> Instrucción dada 1: Edita el texto para leer: reproduce todo lo que va desde "Va a ser así" hasta "la revolución digital?", sustituyendo "década" por "generación".

Va a ser así por lo menos una década más. Es cíclico en la historia de la sociedad moderna, desde el orden liberal de 1870 hasta la crisis del patrón oro en los setenta, todo acompasado por periodos liminales. Ciertamente habrá un nuevo orden. Todo dependerá de una articulación virtuosa entre narrativas, sistemas de creencias que recuperen la confianza y el apego moral de gobernantes y gobernados, pero con una manera diferente de organizar la economía, un patrón económico y tecnológico que garantice un crecimiento económico sostenible.

¿Qué importancia le da en todo este contexto a la revolución digital?

Ha tenido dos grandes acontecimientos. Uno ha sido a finales de los noventa y principios de los 2000, con internet y sus derivados. El segundo es la IA de los últimos cinco años. Con el primero se esperaba que las tecnologías asociadas a la digitalización hubieran generado una expansión de la productividad laboral, y no sucedió eso. Hoy hay riesgo de que suceda lo mismo con la IA, a la que se están dedicando gigantescas inversiones, casi especulativas. Se sustituirán empleos, sí, pero no está impulsando todavía la productividad. De hecho, el Nobel de Economía del año pasado, Daron Acemoğlu, hace un cálculo bastante modesto de cómo la IA mejorará la productividad laboral en los próximos 20 años, de entre el 0,2 y 0,4 % anual. No está mal, pero no está claro que sea el gran soporte tecnológico que traerá la mejora de la economía.

Usted fue protagonista directo de la experiencia boliviana. ¿Por qué fracasó allí la nueva izquierda transformadora?

El caso boliviano no es un ejemplo de la transformación inconclusa, fallida, sino al contrario, del éxito de una transformación, pero, y esto es lo novedoso, un ejemplo también de los límites de las transformaciones. Las transformaciones también se agotan. Los ímpetus transformadores se cumplen y por cumplirse encuentran un agotamiento y un límite. Las promesas, al cumplirse, se han ejecutado y por tanto se han agotado. Las revoluciones también terminan, no son permanentes. Su éxito es ese: que terminan. La cosa es si tienen la capacidad para renovar sus propuestas, entender las transformaciones que empujaron y adecuar sus propuestas a la nueva realidad que han producido. En ese tránsito vienen los problemas.

¿Eso fue lo que les sucedió en Bolivia?

> Extractos de datos:
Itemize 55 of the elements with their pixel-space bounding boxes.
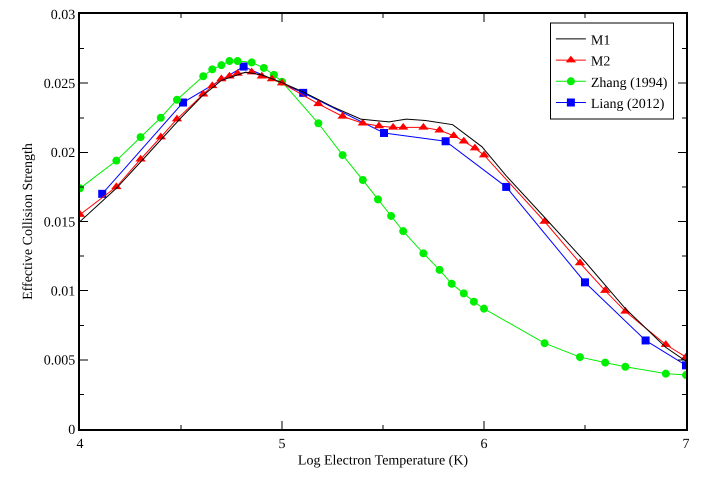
point bbox=[358, 118, 368, 126]
point bbox=[225, 57, 234, 66]
point bbox=[448, 280, 456, 288]
point bbox=[460, 289, 468, 298]
point bbox=[398, 122, 408, 130]
y-axis-title: Effective Collision Strength bbox=[20, 143, 36, 300]
point bbox=[480, 304, 488, 313]
point bbox=[240, 62, 248, 71]
point bbox=[387, 212, 396, 220]
point bbox=[601, 358, 610, 367]
point bbox=[442, 137, 450, 146]
y-tick-label: 0.02 bbox=[50, 146, 76, 162]
point bbox=[358, 176, 367, 184]
point bbox=[248, 58, 256, 66]
point bbox=[436, 266, 444, 274]
point bbox=[217, 61, 226, 70]
legend-label: M2 bbox=[590, 54, 610, 70]
point bbox=[380, 128, 388, 137]
point bbox=[662, 370, 670, 378]
point bbox=[540, 339, 549, 348]
y-tick-label: 0.005 bbox=[44, 354, 76, 369]
point bbox=[642, 336, 650, 344]
point bbox=[470, 298, 478, 306]
point bbox=[502, 182, 510, 191]
x-tick-label: 5 bbox=[278, 436, 286, 452]
point bbox=[581, 278, 589, 286]
legend-label: M1 bbox=[590, 33, 610, 48]
point bbox=[208, 65, 216, 74]
point bbox=[172, 96, 181, 104]
point bbox=[576, 353, 584, 362]
point bbox=[234, 57, 242, 66]
point bbox=[399, 227, 408, 236]
point bbox=[458, 136, 469, 144]
x-tick-label: 4 bbox=[76, 436, 84, 452]
point bbox=[98, 190, 106, 198]
point bbox=[112, 156, 120, 165]
y-tick-label: 0.01 bbox=[50, 284, 76, 300]
point bbox=[260, 64, 268, 72]
legend-label: Liang (2012) bbox=[590, 96, 665, 112]
y-tick-label: 0.025 bbox=[44, 77, 76, 92]
x-axis-title: Log Electron Temperature (K) bbox=[298, 454, 468, 469]
point bbox=[314, 119, 322, 128]
point bbox=[338, 151, 347, 160]
x-tick-label: 6 bbox=[480, 436, 488, 452]
point bbox=[621, 362, 630, 371]
y-tick-label: 0 bbox=[68, 422, 76, 438]
legend-label: Zhang (1994) bbox=[590, 76, 668, 91]
y-tick-label: 0.03 bbox=[50, 8, 76, 23]
point bbox=[136, 133, 145, 142]
x-tick-label: 7 bbox=[682, 436, 690, 452]
point bbox=[374, 195, 382, 204]
y-tick-label: 0.015 bbox=[44, 215, 76, 230]
point bbox=[419, 249, 428, 258]
point bbox=[199, 72, 208, 80]
point bbox=[156, 114, 165, 122]
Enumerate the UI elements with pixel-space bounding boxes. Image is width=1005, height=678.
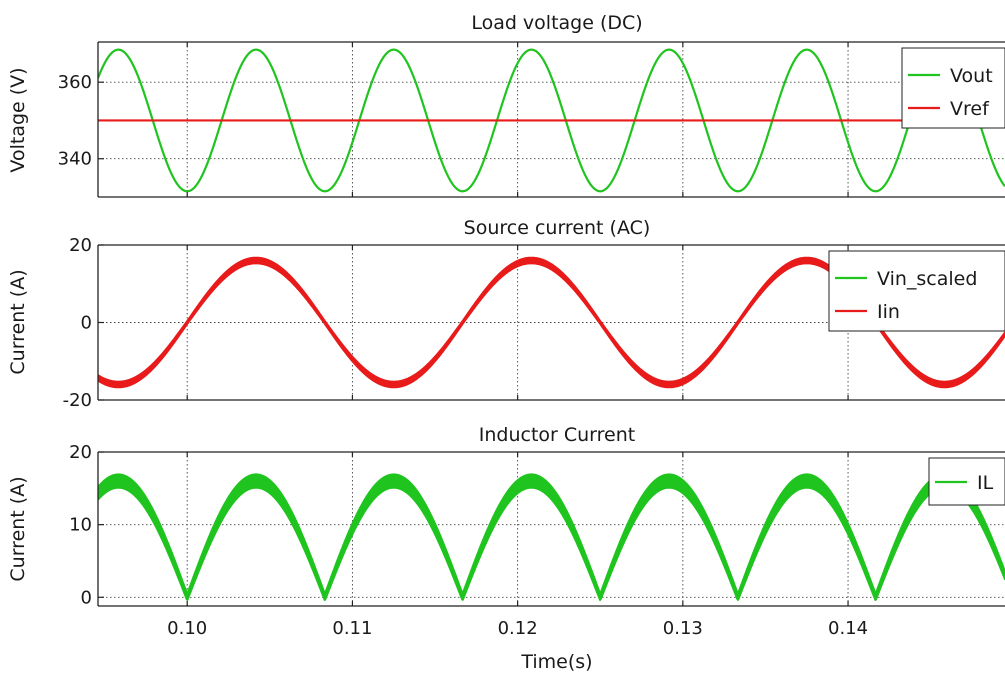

> Instrucción dada 2: Transcribe sin cambios las entradas, desde la línea que contiene "point bbox=[358, 118, 368, 126]" hasta la que contiene "point bbox=[199, 72, 208, 80]", ambas incluidas.

> Resultado del ejercicio 1:
Va a ser así por lo menos una generación más. Es cíclico en la historia de la sociedad moderna, desde el orden liberal de 1870 hasta la crisis del patrón oro en los setenta, todo acompasado por periodos liminales. Ciertamente habrá un nuevo orden. Todo dependerá de una articulación virtuosa entre narrativas, sistemas de creencias que recuperen la confianza y el apego moral de gobernantes y gobernados, pero con una manera diferente de organizar la economía, un patrón económico y tecnológico que garantice un crecimiento económico sostenible.

¿Qué importancia le da en todo este contexto a la revolución digital?

> Resultado del ejercicio 2:
point bbox=[358, 118, 368, 126]
point bbox=[225, 57, 234, 66]
point bbox=[448, 280, 456, 288]
point bbox=[460, 289, 468, 298]
point bbox=[398, 122, 408, 130]
y-axis-title: Effective Collision Strength bbox=[20, 143, 36, 300]
point bbox=[480, 304, 488, 313]
point bbox=[240, 62, 248, 71]
point bbox=[387, 212, 396, 220]
point bbox=[601, 358, 610, 367]
point bbox=[442, 137, 450, 146]
y-tick-label: 0.02 bbox=[50, 146, 76, 162]
point bbox=[358, 176, 367, 184]
point bbox=[248, 58, 256, 66]
point bbox=[436, 266, 444, 274]
point bbox=[217, 61, 226, 70]
legend-label: M2 bbox=[590, 54, 610, 70]
point bbox=[380, 128, 388, 137]
point bbox=[662, 370, 670, 378]
point bbox=[540, 339, 549, 348]
y-tick-label: 0.005 bbox=[44, 354, 76, 369]
point bbox=[642, 336, 650, 344]
point bbox=[470, 298, 478, 306]
point bbox=[502, 182, 510, 191]
x-tick-label: 5 bbox=[278, 436, 286, 452]
point bbox=[581, 278, 589, 286]
legend-label: M1 bbox=[590, 33, 610, 48]
point bbox=[208, 65, 216, 74]
point bbox=[172, 96, 181, 104]
point bbox=[576, 353, 584, 362]
point bbox=[234, 57, 242, 66]
point bbox=[399, 227, 408, 236]
point bbox=[458, 136, 469, 144]
x-tick-label: 4 bbox=[76, 436, 84, 452]
point bbox=[98, 190, 106, 198]
point bbox=[112, 156, 120, 165]
y-tick-label: 0.01 bbox=[50, 284, 76, 300]
point bbox=[260, 64, 268, 72]
legend-label: Liang (2012) bbox=[590, 96, 665, 112]
y-tick-label: 0.025 bbox=[44, 77, 76, 92]
x-axis-title: Log Electron Temperature (K) bbox=[298, 454, 468, 469]
point bbox=[314, 119, 322, 128]
point bbox=[338, 151, 347, 160]
x-tick-label: 6 bbox=[480, 436, 488, 452]
point bbox=[621, 362, 630, 371]
y-tick-label: 0 bbox=[68, 422, 76, 438]
legend-label: Zhang (1994) bbox=[590, 76, 668, 91]
y-tick-label: 0.03 bbox=[50, 8, 76, 23]
point bbox=[136, 133, 145, 142]
x-tick-label: 7 bbox=[682, 436, 690, 452]
point bbox=[374, 195, 382, 204]
y-tick-label: 0.015 bbox=[44, 215, 76, 230]
point bbox=[419, 249, 428, 258]
point bbox=[199, 72, 208, 80]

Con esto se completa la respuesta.